─── Textblock ───

# Angel in Island



## BobDieRobbe (10. November 2010)

Heyho allemann!

So wie's aussieht werde ich im nächsten August zwei wochen Urlaub in Island machen, vermutlich mit Zelt und Rucksack.
Hat jemand erfahrungen mit dem Angeln in Island? Wie ist die Gesetzeslage? Was kann man fangen? Kontrollen?
Ich bin eigentlich ein Gegner von illegaler Fischerei, aber ich werd in dem Urlaub auch nich Unmengen an Geld ausgeben, nur um alle paar Tage mal die Schnur ins Wasser zu hängen. Und bei 3 Einwohnern pro Quadratkilometer kanns ja nich viele Kontrolleure geben 

Liebe Grüße aus Holland,
Bob

P.S.: Ich bin Raubfischangler, am liebsten Zander.


----------



## shorty 38 (11. November 2010)

*AW: Angel in Island*

Hallo Bob, an den Lachsflüssen mit ihren deftigen Preisen für eine Tageskarte, darfst du dich nicht wundern, wenn du beim Schwarzangeln in die Doppelläufige vom Besitzer schaust:q:q:q Gruß Shorty


----------



## dreampike (11. November 2010)

*AW: Angel in Island*

Hallo  Bob, 
in den Binnengewässern auf Island fischt man ausschließlich auf Salmoniden, entweder in den erwähnten Lachsflüssen auf Lachs (die günstigeren Lizenzen fangen so bei 80 - 100 € an), auf Forelle oder Saibling. Raubfische wie Hecht oder Zander gibt es keine. Die Gewässer sind gut gepflegt, aber auch wohl behütet. Da es meist kaum Bäume oder Sträucher gibt, ist auch schon von weitem zu sehen, was da jemand am Wasser treibt. Interessanter ist das Fischen im Meer, das ist kostenlos. 
Wolfgang


----------



## BobDieRobbe (11. November 2010)

*AW: Angel in Island*

Danke schonmal für die Tipps!

Auf Lachs kann ich mich einstellen^^ Aber die Lizenzen sind dann schon arg teuer und viel am Meer werd ich nich sein...alles irgendwie doof. Wenn die Lizenzen schon so teuer sind wird nen Bußgeld ja auch nich grad günstig sein....
Naja, vielleicht kann ich mir ja sone Lizenz zum Geburtstag schenken lassen.

@Wolfgang
Hast du ne Ahnung, wo man von Deutschland oder Holland aus sone Fischereilizenz beantragen kann?

───

**Aufgaben:**
a: Ab welchem Preis beginnen laut der Forumsdiskussion zum Angeln in Island die günstigeren Lizenzen für Lachsflüsse?
b: Bearbeite in der Forumsdiskussion zum Angeln in Island alles von „Hat jemand erfahrungen“ bis hinunter zu „am liebsten Zander.“, indem du „Kontrolleure“ durch „Aufseher“ ersetzt, und gib den Abschnitt danach wieder.
c: Setze die Forumsdiskussion zum Angeln in Island an der Stelle fort, an der sie endet.
Die folgenden Zeilen haben mit der Forumsdiskussion nichts zu tun und kommen aus einer anderen Quelle.

─── Datensatz ───

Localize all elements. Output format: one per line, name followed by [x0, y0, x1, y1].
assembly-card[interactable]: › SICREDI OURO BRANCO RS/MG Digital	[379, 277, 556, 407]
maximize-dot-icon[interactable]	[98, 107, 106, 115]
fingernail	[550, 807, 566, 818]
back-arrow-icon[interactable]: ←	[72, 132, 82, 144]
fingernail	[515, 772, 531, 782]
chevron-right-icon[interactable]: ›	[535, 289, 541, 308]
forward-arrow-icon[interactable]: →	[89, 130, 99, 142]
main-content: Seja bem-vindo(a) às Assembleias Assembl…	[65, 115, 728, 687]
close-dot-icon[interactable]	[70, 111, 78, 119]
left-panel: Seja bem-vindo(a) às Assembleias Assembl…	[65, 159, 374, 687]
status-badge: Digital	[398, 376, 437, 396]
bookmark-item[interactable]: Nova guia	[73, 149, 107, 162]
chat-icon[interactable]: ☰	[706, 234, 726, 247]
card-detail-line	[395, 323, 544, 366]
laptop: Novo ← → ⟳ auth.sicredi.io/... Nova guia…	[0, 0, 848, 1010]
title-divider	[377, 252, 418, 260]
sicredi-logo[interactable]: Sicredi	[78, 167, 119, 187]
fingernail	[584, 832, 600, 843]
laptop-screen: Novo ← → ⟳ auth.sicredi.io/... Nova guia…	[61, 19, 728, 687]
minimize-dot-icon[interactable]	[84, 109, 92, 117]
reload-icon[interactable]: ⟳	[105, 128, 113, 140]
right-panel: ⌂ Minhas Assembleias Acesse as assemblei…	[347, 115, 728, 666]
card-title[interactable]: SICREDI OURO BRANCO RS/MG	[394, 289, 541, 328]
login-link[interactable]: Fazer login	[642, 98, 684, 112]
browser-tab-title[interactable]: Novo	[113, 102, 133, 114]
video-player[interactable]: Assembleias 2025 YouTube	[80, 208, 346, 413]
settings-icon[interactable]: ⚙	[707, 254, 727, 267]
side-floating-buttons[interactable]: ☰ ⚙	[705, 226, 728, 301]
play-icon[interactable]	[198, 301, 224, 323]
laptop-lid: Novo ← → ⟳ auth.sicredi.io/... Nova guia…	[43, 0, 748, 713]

───

**Ergebnisse:**
a: Sie beginnen bei etwa 80 bis 100 €.

b:
Hat jemand erfahrungen mit dem Angeln in Island? Wie ist die Gesetzeslage? Was kann man fangen? Kontrollen?
Ich bin eigentlich ein Gegner von illegaler Fischerei, aber ich werd in dem Urlaub auch nich Unmengen an Geld ausgeben, nur um alle paar Tage mal die Schnur ins Wasser zu hängen. Und bei 3 Einwohnern pro Quadratkilometer kanns ja nich viele Aufseher geben 

Liebe Grüße aus Holland,
Bob

P.S.: Ich bin Raubfischangler, am liebsten Zander.

c:
----------



## daci7 (11. November 2010)

*AW: Angel in Island*



BobDieRobbe schrieb:


> Danke schonmal für die Tipps!
> 
> Auf Lachs kann ich mich einstellen^^ Aber die Lizenzen sind dann schon arg teuer und viel am Meer werd ich nich sein...alles irgendwie doof. Wenn die Lizenzen schon so teuer sind wird nen Bußgeld ja auch nich grad günstig sein....
> Naja, vielleicht kann ich mir ja sone Lizenz zum Geburtstag schenken lassen.
> ...



Also ich sag mal direkt zum Anfang: Ich hab keine Ahnung von Island, aber da ich ja ein netter Mensch bin  hab ich mal Onkel G00gle gefragt und der hat zb das hier ausgespuckt:
http://www.fischundfang.de/content/view/full/11918



> Wer an günstigen Reisezielen mit guter Fischerei interessiert ist, muss in Island nicht lange suchen. Unterkünfte werben oft mit Angelmöglichkeiten an eigenen Gewässern, die in der Regel umsonst beangelt werden dürfen. Sollte das nicht der Fall sein, kann man sich auf eigene Faust auf die Suche nach Gewässern machen. Meistens kann vielerorts gegen eine Gebühr von circa 10 bis 25 Euro einen ganzen Tag lang entspannt geangelt werden. Tageskarten für größere Seen gibt es an Tankstellen und Postämtern. Zu erwähnen ist auch die Veidikortid (www.veidikortid.is). Für umgerechnet etwa 35 Euro dürfen mit diesem Erlaubnisschein an die 30 größere Seen in ganz Island ganzjährig geangelt werden. Das angeln im Meer ist übrigens frei.
> Lediglich Lachsangler werden kräftig zur Kasse gebeten. Tageslizenzen sind ab etwa 990 US-Dollar zu haben. Inklusive sind hierbei Verpflegung, Pick-up-Service und das Guiding. Die Fangaussichten auf Lachs sind hervorragend und man kann schon fast von einer Fanggarantie sprechen. Meine Urlaubskasse war allerdings nicht auf so eine außergewöhnliche Belastung vorbereitet.


#h
Viel Spaß auf der Insel, ist auch für mich ein Traumziel!


----------



## BobDieRobbe (12. November 2010)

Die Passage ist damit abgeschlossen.